[begin Provided information]

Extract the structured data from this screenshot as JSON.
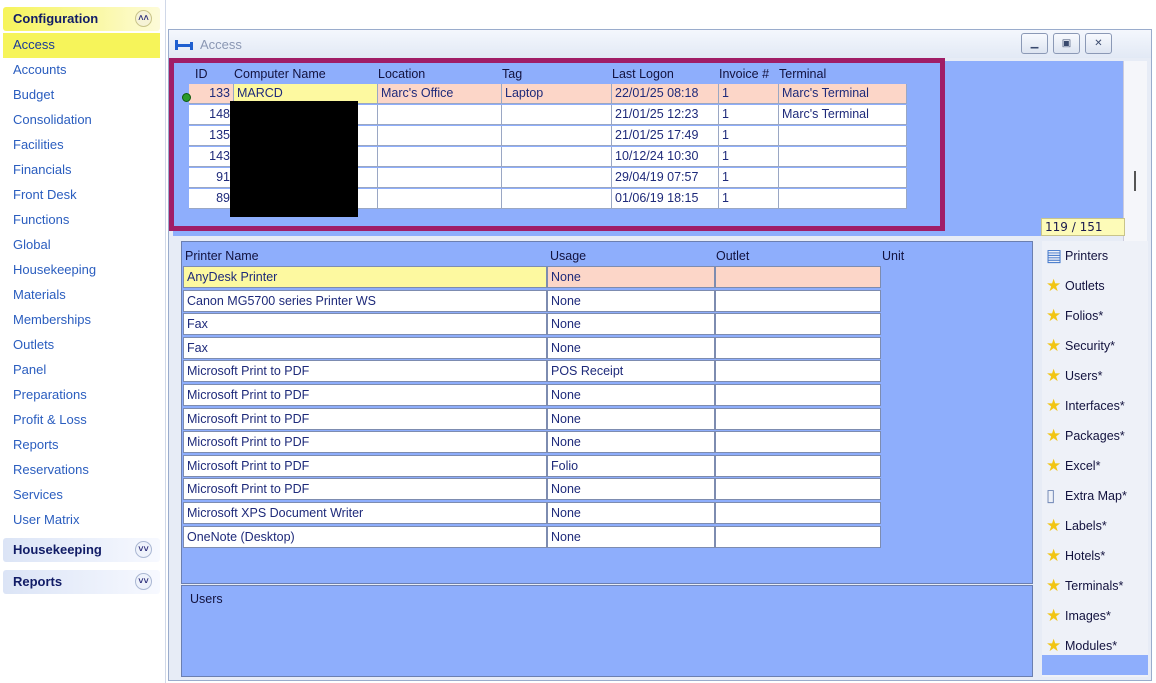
{
  "sidebar": {
    "sections": {
      "configuration": "Configuration",
      "housekeeping": "Housekeeping",
      "reports": "Reports"
    },
    "active_item": "Access",
    "items": [
      "Access",
      "Accounts",
      "Budget",
      "Consolidation",
      "Facilities",
      "Financials",
      "Front Desk",
      "Functions",
      "Global",
      "Housekeeping",
      "Materials",
      "Memberships",
      "Outlets",
      "Panel",
      "Preparations",
      "Profit & Loss",
      "Reports",
      "Reservations",
      "Services",
      "User Matrix"
    ]
  },
  "window": {
    "title": "Access"
  },
  "computers": {
    "headers": {
      "id": "ID",
      "name": "Computer Name",
      "location": "Location",
      "tag": "Tag",
      "last_logon": "Last Logon",
      "invoice": "Invoice #",
      "terminal": "Terminal"
    },
    "rows": [
      {
        "id": "133",
        "name": "MARCD",
        "location": "Marc's Office",
        "tag": "Laptop",
        "last_logon": "22/01/25 08:18",
        "invoice": "1",
        "terminal": "Marc's Terminal"
      },
      {
        "id": "148",
        "name": "",
        "location": "",
        "tag": "",
        "last_logon": "21/01/25 12:23",
        "invoice": "1",
        "terminal": "Marc's Terminal"
      },
      {
        "id": "135",
        "name": "",
        "location": "",
        "tag": "",
        "last_logon": "21/01/25 17:49",
        "invoice": "1",
        "terminal": ""
      },
      {
        "id": "143",
        "name": "",
        "location": "",
        "tag": "",
        "last_logon": "10/12/24 10:30",
        "invoice": "1",
        "terminal": ""
      },
      {
        "id": "91",
        "name": "",
        "location": "",
        "tag": "",
        "last_logon": "29/04/19 07:57",
        "invoice": "1",
        "terminal": ""
      },
      {
        "id": "89",
        "name": "",
        "location": "",
        "tag": "",
        "last_logon": "01/06/19 18:15",
        "invoice": "1",
        "terminal": ""
      }
    ],
    "counter": "119 / 151"
  },
  "printers": {
    "headers": {
      "name": "Printer Name",
      "usage": "Usage",
      "outlet": "Outlet",
      "unit": "Unit"
    },
    "rows": [
      {
        "name": "AnyDesk Printer",
        "usage": "None"
      },
      {
        "name": "Canon MG5700 series Printer WS",
        "usage": "None"
      },
      {
        "name": "Fax",
        "usage": "None"
      },
      {
        "name": "Fax",
        "usage": "None"
      },
      {
        "name": "Microsoft Print to PDF",
        "usage": "POS Receipt"
      },
      {
        "name": "Microsoft Print to PDF",
        "usage": "None"
      },
      {
        "name": "Microsoft Print to PDF",
        "usage": "None"
      },
      {
        "name": "Microsoft Print to PDF",
        "usage": "None"
      },
      {
        "name": "Microsoft Print to PDF",
        "usage": "Folio"
      },
      {
        "name": "Microsoft Print to PDF",
        "usage": "None"
      },
      {
        "name": "Microsoft XPS Document Writer",
        "usage": "None"
      },
      {
        "name": "OneNote (Desktop)",
        "usage": "None"
      }
    ]
  },
  "users": {
    "label": "Users"
  },
  "side_buttons": [
    {
      "label": "Printers",
      "icon": "printer-icon"
    },
    {
      "label": "Outlets",
      "icon": "star-icon"
    },
    {
      "label": "Folios*",
      "icon": "star-icon"
    },
    {
      "label": "Security*",
      "icon": "star-icon"
    },
    {
      "label": "Users*",
      "icon": "star-icon"
    },
    {
      "label": "Interfaces*",
      "icon": "star-icon"
    },
    {
      "label": "Packages*",
      "icon": "star-icon"
    },
    {
      "label": "Excel*",
      "icon": "star-icon"
    },
    {
      "label": "Extra Map*",
      "icon": "document-icon"
    },
    {
      "label": "Labels*",
      "icon": "star-icon"
    },
    {
      "label": "Hotels*",
      "icon": "star-icon"
    },
    {
      "label": "Terminals*",
      "icon": "star-icon"
    },
    {
      "label": "Images*",
      "icon": "star-icon"
    },
    {
      "label": "Modules*",
      "icon": "star-icon"
    }
  ],
  "colors": {
    "highlight_border": "#a01d66",
    "panel_blue": "#8eaefc",
    "selected_row": "#fcd6c8",
    "selected_name": "#fdf9a0",
    "nav_active": "#f6f45a"
  }
}
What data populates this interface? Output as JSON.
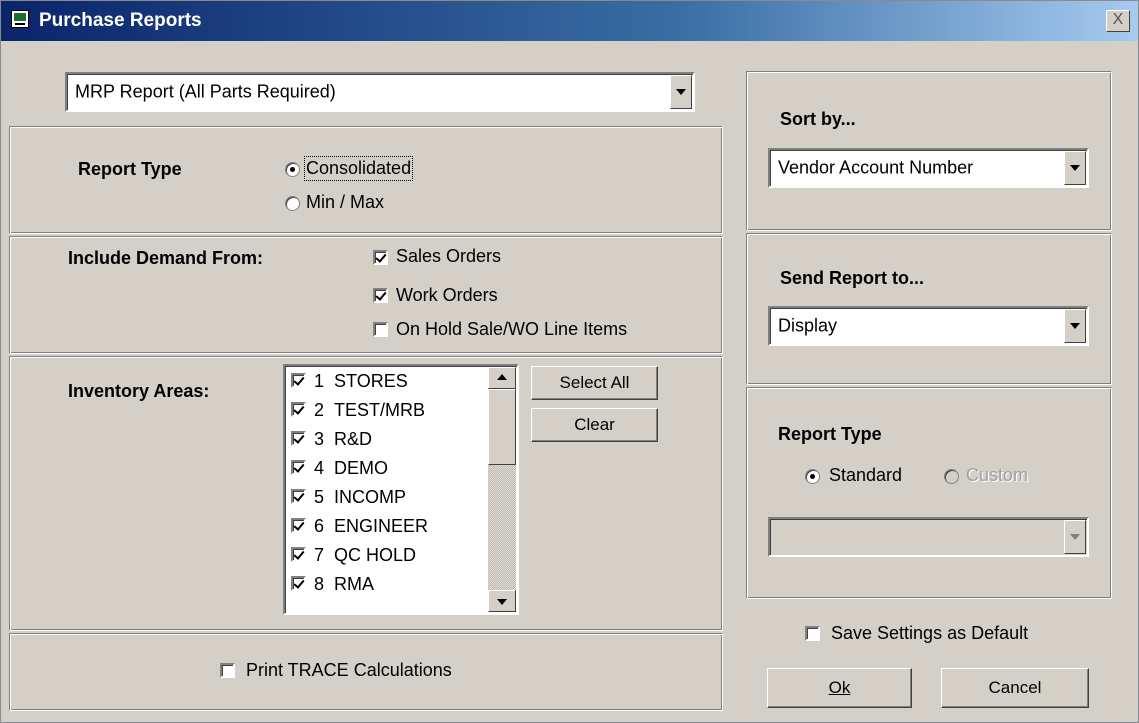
{
  "window": {
    "title": "Purchase Reports",
    "close_label": "X"
  },
  "report_select": {
    "value": "MRP Report (All Parts Required)"
  },
  "report_type": {
    "label": "Report Type",
    "options": [
      {
        "label": "Consolidated",
        "selected": true
      },
      {
        "label": "Min / Max",
        "selected": false
      }
    ]
  },
  "demand": {
    "label": "Include Demand From:",
    "options": [
      {
        "label": "Sales Orders",
        "checked": true
      },
      {
        "label": "Work Orders",
        "checked": true
      },
      {
        "label": "On Hold Sale/WO Line Items",
        "checked": false
      }
    ]
  },
  "inventory": {
    "label": "Inventory Areas:",
    "items": [
      {
        "num": "1",
        "name": "STORES",
        "checked": true
      },
      {
        "num": "2",
        "name": "TEST/MRB",
        "checked": true
      },
      {
        "num": "3",
        "name": "R&D",
        "checked": true
      },
      {
        "num": "4",
        "name": "DEMO",
        "checked": true
      },
      {
        "num": "5",
        "name": "INCOMP",
        "checked": true
      },
      {
        "num": "6",
        "name": "ENGINEER",
        "checked": true
      },
      {
        "num": "7",
        "name": "QC HOLD",
        "checked": true
      },
      {
        "num": "8",
        "name": "RMA",
        "checked": true
      }
    ],
    "select_all_label": "Select All",
    "clear_label": "Clear"
  },
  "trace": {
    "label": "Print TRACE Calculations",
    "checked": false
  },
  "sort": {
    "label": "Sort by...",
    "value": "Vendor Account Number"
  },
  "send": {
    "label": "Send Report to...",
    "value": "Display"
  },
  "right_report_type": {
    "label": "Report Type",
    "standard_label": "Standard",
    "custom_label": "Custom",
    "selected": "Standard",
    "custom_value": ""
  },
  "save_default": {
    "label": "Save Settings as Default",
    "checked": false
  },
  "ok_label": "Ok",
  "cancel_label": "Cancel"
}
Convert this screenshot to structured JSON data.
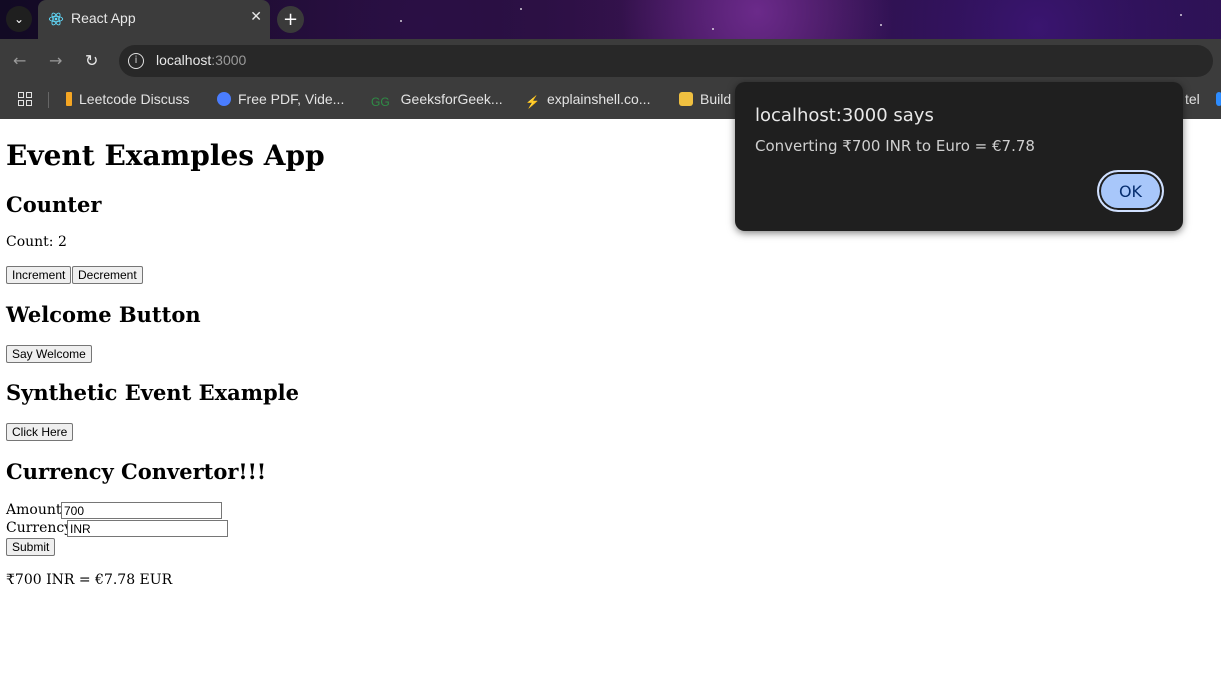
{
  "browser": {
    "tab": {
      "title": "React App",
      "close_glyph": "✕"
    },
    "new_tab_glyph": "+",
    "menu_glyph": "⌄",
    "address": {
      "host": "localhost",
      "port": ":3000"
    },
    "bookmarks": [
      {
        "label": "Leetcode Discuss",
        "color": "#f5a623"
      },
      {
        "label": "Free PDF, Vide...",
        "color": "#4a7dff"
      },
      {
        "label": "GeeksforGeek...",
        "color": "#2f8d46"
      },
      {
        "label": "explainshell.co...",
        "color": "#c04040"
      },
      {
        "label": "Build",
        "color": "#f0c040"
      },
      {
        "label": "tel",
        "color": "#3c3c3c"
      }
    ]
  },
  "page": {
    "title": "Event Examples App",
    "counter": {
      "heading": "Counter",
      "count_text": "Count: 2",
      "increment_label": "Increment",
      "decrement_label": "Decrement"
    },
    "welcome": {
      "heading": "Welcome Button",
      "button_label": "Say Welcome"
    },
    "synthetic": {
      "heading": "Synthetic Event Example",
      "button_label": "Click Here"
    },
    "currency": {
      "heading": "Currency Convertor!!!",
      "amount_label": "Amount:",
      "amount_value": "700",
      "currency_label": "Currency:",
      "currency_value": "INR",
      "submit_label": "Submit",
      "result_text": "₹700 INR = €7.78 EUR"
    }
  },
  "dialog": {
    "title": "localhost:3000 says",
    "message": "Converting ₹700 INR to Euro = €7.78",
    "ok_label": "OK"
  }
}
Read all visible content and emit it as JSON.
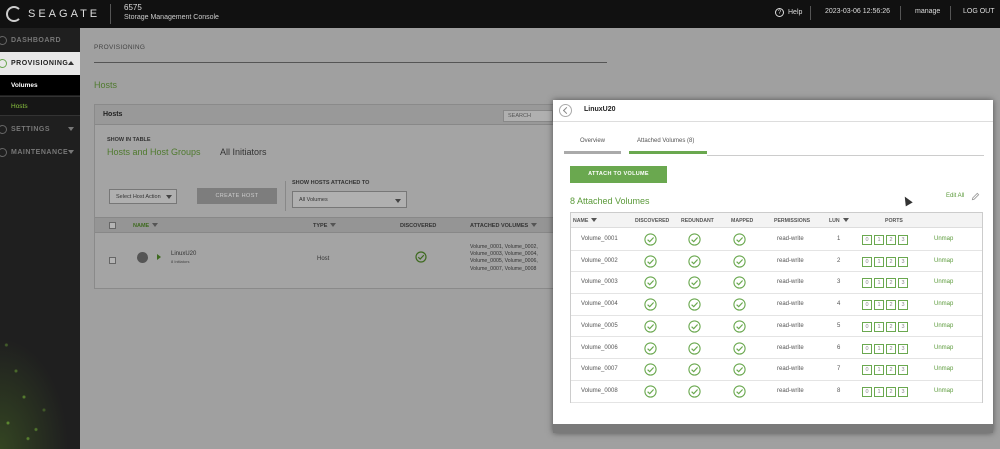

[end Provided information]

** Task details **
Within the data above, pick out all lines holding the word "screenshot".

** Completed exercise **
Extract the structured data from this screenshot as JSON.
Convert this screenshot to structured JSON data.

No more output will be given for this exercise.